**EXERCISE REQUIREMENTS:** Repeat the material verbatim and drop the pictures.

**LISTED ENTRIES:**

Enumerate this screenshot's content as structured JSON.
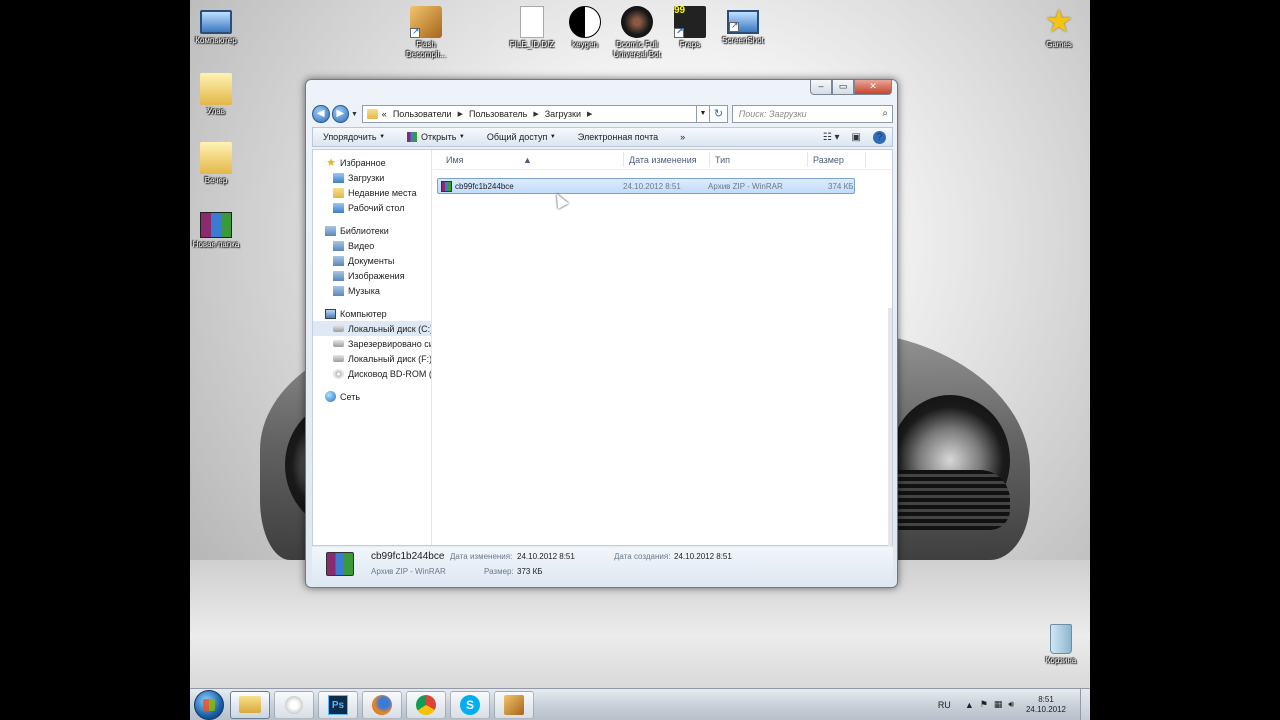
{
  "desktop": {
    "icons": [
      {
        "id": "computer",
        "label": "Компьютер"
      },
      {
        "id": "flash",
        "label": "Flash\nDecompil..."
      },
      {
        "id": "file",
        "label": "FILE_ID.DIZ"
      },
      {
        "id": "keygen",
        "label": "keygen"
      },
      {
        "id": "bot",
        "label": "Dcomic Full\nUniversal Bot"
      },
      {
        "id": "fraps",
        "label": "Fraps"
      },
      {
        "id": "screenshot",
        "label": "ScreenShot"
      },
      {
        "id": "games",
        "label": "Games"
      },
      {
        "id": "folder1",
        "label": "Улав"
      },
      {
        "id": "folder2",
        "label": "Вечер"
      },
      {
        "id": "newfolder",
        "label": "Новая папка"
      },
      {
        "id": "recycle",
        "label": "Корзина"
      }
    ]
  },
  "window": {
    "address": {
      "overflow": "«",
      "segments": [
        "Пользователи",
        "Пользователь",
        "Загрузки"
      ]
    },
    "search_placeholder": "Поиск: Загрузки",
    "toolbar": {
      "organize": "Упорядочить",
      "open": "Открыть",
      "share": "Общий доступ",
      "email": "Электронная почта",
      "more": "»"
    },
    "nav": {
      "favorites": "Избранное",
      "fav_items": [
        "Загрузки",
        "Недавние места",
        "Рабочий стол"
      ],
      "libraries": "Библиотеки",
      "lib_items": [
        "Видео",
        "Документы",
        "Изображения",
        "Музыка"
      ],
      "computer": "Компьютер",
      "comp_items": [
        "Локальный диск (C:)",
        "Зарезервировано системой",
        "Локальный диск (F:)",
        "Дисковод BD-ROM (J:)"
      ],
      "network": "Сеть"
    },
    "columns": {
      "name": "Имя",
      "date": "Дата изменения",
      "type": "Тип",
      "size": "Размер"
    },
    "file": {
      "name": "cb99fc1b244bce",
      "date": "24.10.2012 8:51",
      "type": "Архив ZIP - WinRAR",
      "size": "374 КБ"
    },
    "details": {
      "name": "cb99fc1b244bce",
      "type": "Архив ZIP - WinRAR",
      "modified_label": "Дата изменения:",
      "modified": "24.10.2012 8:51",
      "size_label": "Размер:",
      "size": "373 КБ",
      "created_label": "Дата создания:",
      "created": "24.10.2012 8:51"
    }
  },
  "taskbar": {
    "apps": [
      "explorer",
      "wmp",
      "photoshop",
      "firefox",
      "chrome",
      "skype",
      "flash"
    ],
    "ps_label": "Ps",
    "language": "RU",
    "time": "8:51",
    "date": "24.10.2012"
  }
}
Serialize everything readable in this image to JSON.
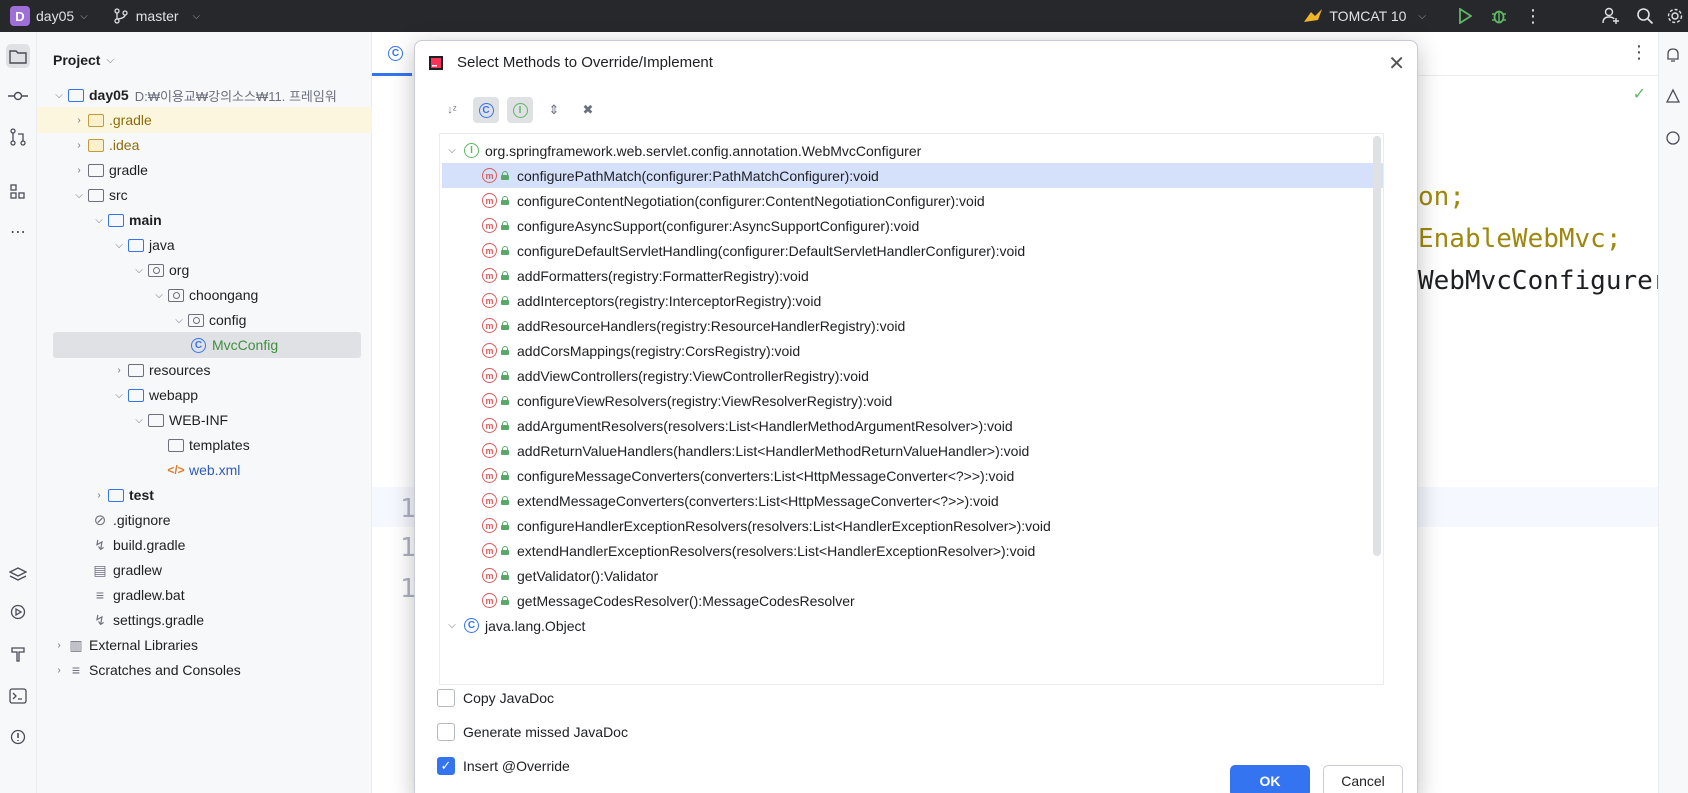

**ANSWER TO THIS TASK:**
Enumerate this screenshot's content as structured JSON.
{
  "desktop": {
    "icons": [
      {
        "id": "computer",
        "label": "Компьютер"
      },
      {
        "id": "flash",
        "label": "Flash\nDecompil..."
      },
      {
        "id": "file",
        "label": "FILE_ID.DIZ"
      },
      {
        "id": "keygen",
        "label": "keygen"
      },
      {
        "id": "bot",
        "label": "Dcomic Full\nUniversal Bot"
      },
      {
        "id": "fraps",
        "label": "Fraps"
      },
      {
        "id": "screenshot",
        "label": "ScreenShot"
      },
      {
        "id": "games",
        "label": "Games"
      },
      {
        "id": "folder1",
        "label": "Улав"
      },
      {
        "id": "folder2",
        "label": "Вечер"
      },
      {
        "id": "newfolder",
        "label": "Новая папка"
      },
      {
        "id": "recycle",
        "label": "Корзина"
      }
    ]
  },
  "window": {
    "address": {
      "overflow": "«",
      "segments": [
        "Пользователи",
        "Пользователь",
        "Загрузки"
      ]
    },
    "search_placeholder": "Поиск: Загрузки",
    "toolbar": {
      "organize": "Упорядочить",
      "open": "Открыть",
      "share": "Общий доступ",
      "email": "Электронная почта",
      "more": "»"
    },
    "nav": {
      "favorites": "Избранное",
      "fav_items": [
        "Загрузки",
        "Недавние места",
        "Рабочий стол"
      ],
      "libraries": "Библиотеки",
      "lib_items": [
        "Видео",
        "Документы",
        "Изображения",
        "Музыка"
      ],
      "computer": "Компьютер",
      "comp_items": [
        "Локальный диск (C:)",
        "Зарезервировано системой",
        "Локальный диск (F:)",
        "Дисковод BD-ROM (J:)"
      ],
      "network": "Сеть"
    },
    "columns": {
      "name": "Имя",
      "date": "Дата изменения",
      "type": "Тип",
      "size": "Размер"
    },
    "file": {
      "name": "cb99fc1b244bce",
      "date": "24.10.2012 8:51",
      "type": "Архив ZIP - WinRAR",
      "size": "374 КБ"
    },
    "details": {
      "name": "cb99fc1b244bce",
      "type": "Архив ZIP - WinRAR",
      "modified_label": "Дата изменения:",
      "modified": "24.10.2012 8:51",
      "size_label": "Размер:",
      "size": "373 КБ",
      "created_label": "Дата создания:",
      "created": "24.10.2012 8:51"
    }
  },
  "taskbar": {
    "apps": [
      "explorer",
      "wmp",
      "photoshop",
      "firefox",
      "chrome",
      "skype",
      "flash"
    ],
    "ps_label": "Ps",
    "language": "RU",
    "time": "8:51",
    "date": "24.10.2012"
  }
}
Serialize everything readable in this image to JSON.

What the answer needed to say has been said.